TASK GOAL: Present every line in which the string "glyph" appears.

:::::

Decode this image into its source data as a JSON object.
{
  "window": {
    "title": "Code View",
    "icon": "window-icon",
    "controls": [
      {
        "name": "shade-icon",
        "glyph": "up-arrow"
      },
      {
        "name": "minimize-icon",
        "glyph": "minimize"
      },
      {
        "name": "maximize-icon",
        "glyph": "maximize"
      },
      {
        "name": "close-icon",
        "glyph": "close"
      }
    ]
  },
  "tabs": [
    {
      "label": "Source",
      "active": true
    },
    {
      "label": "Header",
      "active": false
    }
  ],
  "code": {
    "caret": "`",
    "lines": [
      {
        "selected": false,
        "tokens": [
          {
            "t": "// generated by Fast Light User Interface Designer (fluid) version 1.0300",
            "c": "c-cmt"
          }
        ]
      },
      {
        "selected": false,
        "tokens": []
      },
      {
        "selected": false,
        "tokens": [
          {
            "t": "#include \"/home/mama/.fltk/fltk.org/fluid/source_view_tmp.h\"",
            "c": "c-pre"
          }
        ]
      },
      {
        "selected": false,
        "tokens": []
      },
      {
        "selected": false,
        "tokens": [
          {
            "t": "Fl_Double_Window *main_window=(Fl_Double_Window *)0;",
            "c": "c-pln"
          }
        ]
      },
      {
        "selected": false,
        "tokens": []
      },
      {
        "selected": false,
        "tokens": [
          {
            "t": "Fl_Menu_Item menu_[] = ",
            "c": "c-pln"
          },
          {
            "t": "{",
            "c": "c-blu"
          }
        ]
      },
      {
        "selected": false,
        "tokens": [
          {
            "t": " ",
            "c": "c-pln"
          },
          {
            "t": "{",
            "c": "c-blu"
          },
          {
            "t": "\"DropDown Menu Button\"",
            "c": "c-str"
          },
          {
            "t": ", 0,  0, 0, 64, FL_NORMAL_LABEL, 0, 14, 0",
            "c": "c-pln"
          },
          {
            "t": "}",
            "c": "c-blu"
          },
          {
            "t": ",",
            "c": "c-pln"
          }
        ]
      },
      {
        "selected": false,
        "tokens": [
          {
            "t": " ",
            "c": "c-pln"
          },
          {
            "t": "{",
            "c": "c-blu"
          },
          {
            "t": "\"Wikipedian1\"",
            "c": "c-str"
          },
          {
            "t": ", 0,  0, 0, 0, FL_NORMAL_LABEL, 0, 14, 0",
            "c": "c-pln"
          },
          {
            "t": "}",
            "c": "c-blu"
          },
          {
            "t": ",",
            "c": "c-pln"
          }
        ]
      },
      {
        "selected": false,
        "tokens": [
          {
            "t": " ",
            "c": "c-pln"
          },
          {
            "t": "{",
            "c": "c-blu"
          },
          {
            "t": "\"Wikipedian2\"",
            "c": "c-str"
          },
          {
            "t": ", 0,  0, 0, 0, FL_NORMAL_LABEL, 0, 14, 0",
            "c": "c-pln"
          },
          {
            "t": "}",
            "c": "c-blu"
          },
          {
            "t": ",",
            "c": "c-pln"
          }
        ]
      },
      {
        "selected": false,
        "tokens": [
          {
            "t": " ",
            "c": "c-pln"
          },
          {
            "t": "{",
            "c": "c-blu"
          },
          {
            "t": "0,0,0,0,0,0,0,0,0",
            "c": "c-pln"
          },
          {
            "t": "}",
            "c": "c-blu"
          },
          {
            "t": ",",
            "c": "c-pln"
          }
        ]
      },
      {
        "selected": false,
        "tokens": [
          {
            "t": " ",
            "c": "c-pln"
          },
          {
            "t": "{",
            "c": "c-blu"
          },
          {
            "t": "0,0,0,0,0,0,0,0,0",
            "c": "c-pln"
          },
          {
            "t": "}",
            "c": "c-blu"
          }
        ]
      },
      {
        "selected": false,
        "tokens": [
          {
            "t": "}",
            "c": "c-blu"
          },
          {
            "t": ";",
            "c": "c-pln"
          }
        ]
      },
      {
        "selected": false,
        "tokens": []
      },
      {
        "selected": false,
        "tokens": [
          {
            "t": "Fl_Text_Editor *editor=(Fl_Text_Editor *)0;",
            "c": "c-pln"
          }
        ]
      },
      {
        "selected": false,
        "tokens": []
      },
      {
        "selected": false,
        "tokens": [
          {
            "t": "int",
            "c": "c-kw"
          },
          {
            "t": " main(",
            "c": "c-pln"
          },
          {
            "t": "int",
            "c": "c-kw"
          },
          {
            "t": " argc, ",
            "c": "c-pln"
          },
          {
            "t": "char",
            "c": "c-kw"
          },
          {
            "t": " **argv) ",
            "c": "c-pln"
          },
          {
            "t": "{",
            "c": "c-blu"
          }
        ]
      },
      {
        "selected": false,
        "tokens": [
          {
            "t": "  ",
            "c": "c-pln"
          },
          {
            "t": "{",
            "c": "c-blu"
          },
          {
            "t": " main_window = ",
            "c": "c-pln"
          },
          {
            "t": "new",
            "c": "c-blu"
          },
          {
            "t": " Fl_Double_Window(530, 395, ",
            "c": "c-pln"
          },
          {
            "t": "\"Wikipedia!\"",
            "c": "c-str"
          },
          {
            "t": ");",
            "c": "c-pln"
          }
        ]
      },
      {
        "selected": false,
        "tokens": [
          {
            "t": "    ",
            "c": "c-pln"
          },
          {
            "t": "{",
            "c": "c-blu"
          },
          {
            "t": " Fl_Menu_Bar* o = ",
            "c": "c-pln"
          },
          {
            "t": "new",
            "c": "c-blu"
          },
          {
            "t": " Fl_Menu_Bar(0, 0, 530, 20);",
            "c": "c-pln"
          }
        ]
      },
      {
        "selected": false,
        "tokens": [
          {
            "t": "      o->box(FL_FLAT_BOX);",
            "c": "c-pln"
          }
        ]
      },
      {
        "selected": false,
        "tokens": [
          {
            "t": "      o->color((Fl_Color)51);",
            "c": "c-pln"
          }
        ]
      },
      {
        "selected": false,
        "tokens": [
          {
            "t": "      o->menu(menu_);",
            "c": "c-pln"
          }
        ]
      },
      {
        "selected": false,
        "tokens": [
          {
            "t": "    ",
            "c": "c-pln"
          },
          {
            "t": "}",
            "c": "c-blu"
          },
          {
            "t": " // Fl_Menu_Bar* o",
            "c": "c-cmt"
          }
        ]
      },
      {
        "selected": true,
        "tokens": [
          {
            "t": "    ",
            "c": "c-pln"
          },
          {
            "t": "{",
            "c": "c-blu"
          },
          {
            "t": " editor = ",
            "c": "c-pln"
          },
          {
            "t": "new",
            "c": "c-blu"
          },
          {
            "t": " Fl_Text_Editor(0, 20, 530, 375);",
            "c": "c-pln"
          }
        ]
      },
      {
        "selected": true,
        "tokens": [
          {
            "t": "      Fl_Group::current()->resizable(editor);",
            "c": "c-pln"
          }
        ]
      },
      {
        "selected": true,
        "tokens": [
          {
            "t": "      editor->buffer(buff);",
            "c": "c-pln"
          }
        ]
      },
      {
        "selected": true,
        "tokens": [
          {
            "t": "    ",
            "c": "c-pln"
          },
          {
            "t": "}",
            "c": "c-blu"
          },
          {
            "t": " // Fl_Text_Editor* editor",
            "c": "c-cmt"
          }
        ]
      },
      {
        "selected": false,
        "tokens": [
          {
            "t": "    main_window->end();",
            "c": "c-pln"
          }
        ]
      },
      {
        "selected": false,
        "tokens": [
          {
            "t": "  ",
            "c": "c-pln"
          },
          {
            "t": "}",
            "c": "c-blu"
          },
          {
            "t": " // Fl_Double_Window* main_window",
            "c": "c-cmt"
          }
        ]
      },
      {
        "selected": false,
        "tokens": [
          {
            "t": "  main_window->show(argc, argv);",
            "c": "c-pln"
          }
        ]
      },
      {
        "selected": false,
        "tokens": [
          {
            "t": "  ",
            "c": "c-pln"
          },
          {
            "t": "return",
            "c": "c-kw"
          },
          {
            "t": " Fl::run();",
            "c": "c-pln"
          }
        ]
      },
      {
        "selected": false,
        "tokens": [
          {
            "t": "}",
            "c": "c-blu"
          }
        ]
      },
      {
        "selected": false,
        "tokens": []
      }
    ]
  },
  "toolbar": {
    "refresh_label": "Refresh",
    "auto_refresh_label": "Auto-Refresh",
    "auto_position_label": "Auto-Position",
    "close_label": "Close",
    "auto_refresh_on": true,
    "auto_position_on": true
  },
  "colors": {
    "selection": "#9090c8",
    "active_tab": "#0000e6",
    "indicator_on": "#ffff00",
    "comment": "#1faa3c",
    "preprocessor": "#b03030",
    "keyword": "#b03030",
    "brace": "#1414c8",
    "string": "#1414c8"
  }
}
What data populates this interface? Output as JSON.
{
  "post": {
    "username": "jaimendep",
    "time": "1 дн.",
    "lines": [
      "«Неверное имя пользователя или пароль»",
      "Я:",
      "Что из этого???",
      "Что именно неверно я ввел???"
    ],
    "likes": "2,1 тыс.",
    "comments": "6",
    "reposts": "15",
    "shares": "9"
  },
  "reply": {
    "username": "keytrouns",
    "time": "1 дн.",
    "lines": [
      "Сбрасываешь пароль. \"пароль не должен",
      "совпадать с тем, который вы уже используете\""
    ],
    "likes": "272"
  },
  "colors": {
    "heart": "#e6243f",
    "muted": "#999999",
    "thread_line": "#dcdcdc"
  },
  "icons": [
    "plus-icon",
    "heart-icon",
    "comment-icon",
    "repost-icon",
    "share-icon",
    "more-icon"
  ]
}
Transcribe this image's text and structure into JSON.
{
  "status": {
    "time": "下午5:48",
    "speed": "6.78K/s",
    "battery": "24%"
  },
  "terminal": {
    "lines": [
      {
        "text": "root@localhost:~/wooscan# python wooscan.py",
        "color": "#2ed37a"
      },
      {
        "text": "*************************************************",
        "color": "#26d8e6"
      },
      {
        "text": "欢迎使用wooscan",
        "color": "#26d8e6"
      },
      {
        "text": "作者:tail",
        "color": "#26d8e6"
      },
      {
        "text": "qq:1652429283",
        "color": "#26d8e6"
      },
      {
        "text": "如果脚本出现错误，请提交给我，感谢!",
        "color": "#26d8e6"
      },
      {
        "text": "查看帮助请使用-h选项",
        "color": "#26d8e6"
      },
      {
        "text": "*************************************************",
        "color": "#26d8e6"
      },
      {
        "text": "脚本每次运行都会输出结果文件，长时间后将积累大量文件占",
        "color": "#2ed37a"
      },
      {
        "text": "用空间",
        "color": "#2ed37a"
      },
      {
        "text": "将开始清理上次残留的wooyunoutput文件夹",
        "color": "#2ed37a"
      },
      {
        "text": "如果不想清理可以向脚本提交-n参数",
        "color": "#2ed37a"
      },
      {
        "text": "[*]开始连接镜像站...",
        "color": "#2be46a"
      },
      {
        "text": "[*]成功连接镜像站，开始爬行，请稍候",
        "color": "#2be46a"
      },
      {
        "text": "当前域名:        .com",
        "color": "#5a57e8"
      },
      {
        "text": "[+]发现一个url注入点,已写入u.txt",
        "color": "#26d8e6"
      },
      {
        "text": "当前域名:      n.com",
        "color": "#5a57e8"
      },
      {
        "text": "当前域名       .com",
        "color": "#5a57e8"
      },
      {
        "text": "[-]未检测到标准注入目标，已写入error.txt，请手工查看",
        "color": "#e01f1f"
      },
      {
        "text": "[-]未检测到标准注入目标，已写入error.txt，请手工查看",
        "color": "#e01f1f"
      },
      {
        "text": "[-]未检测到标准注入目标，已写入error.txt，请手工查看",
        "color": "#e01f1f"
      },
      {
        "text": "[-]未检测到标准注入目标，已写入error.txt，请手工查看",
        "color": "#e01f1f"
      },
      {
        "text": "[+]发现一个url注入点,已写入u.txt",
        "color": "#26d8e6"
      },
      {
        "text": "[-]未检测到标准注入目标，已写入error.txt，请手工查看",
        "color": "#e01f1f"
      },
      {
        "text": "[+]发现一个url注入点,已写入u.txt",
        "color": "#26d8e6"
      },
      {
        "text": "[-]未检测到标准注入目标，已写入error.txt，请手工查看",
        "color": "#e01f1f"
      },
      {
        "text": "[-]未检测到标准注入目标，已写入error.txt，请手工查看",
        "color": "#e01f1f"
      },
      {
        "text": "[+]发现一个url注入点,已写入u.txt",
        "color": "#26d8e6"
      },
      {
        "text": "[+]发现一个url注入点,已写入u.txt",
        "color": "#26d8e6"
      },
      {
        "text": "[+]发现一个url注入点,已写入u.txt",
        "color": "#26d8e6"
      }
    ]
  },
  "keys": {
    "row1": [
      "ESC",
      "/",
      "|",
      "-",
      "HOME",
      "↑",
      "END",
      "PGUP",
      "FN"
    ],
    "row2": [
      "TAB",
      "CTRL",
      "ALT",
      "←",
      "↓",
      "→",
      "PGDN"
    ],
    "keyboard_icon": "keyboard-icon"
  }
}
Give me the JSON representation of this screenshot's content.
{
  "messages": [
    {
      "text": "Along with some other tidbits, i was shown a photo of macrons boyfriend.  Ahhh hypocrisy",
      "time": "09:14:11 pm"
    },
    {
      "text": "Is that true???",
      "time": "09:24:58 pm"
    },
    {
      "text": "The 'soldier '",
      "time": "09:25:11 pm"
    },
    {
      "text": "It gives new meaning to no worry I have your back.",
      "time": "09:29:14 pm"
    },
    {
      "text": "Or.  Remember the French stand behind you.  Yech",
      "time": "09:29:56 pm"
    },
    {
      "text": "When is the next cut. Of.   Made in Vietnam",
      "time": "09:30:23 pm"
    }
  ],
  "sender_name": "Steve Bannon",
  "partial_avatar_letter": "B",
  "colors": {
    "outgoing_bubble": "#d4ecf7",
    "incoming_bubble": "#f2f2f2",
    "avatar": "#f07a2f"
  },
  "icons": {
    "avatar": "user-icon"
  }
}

:::::

RESPONSE TO THE TASK:
        "glyph": "up-arrow"
        "glyph": "minimize"
        "glyph": "maximize"
        "glyph": "close"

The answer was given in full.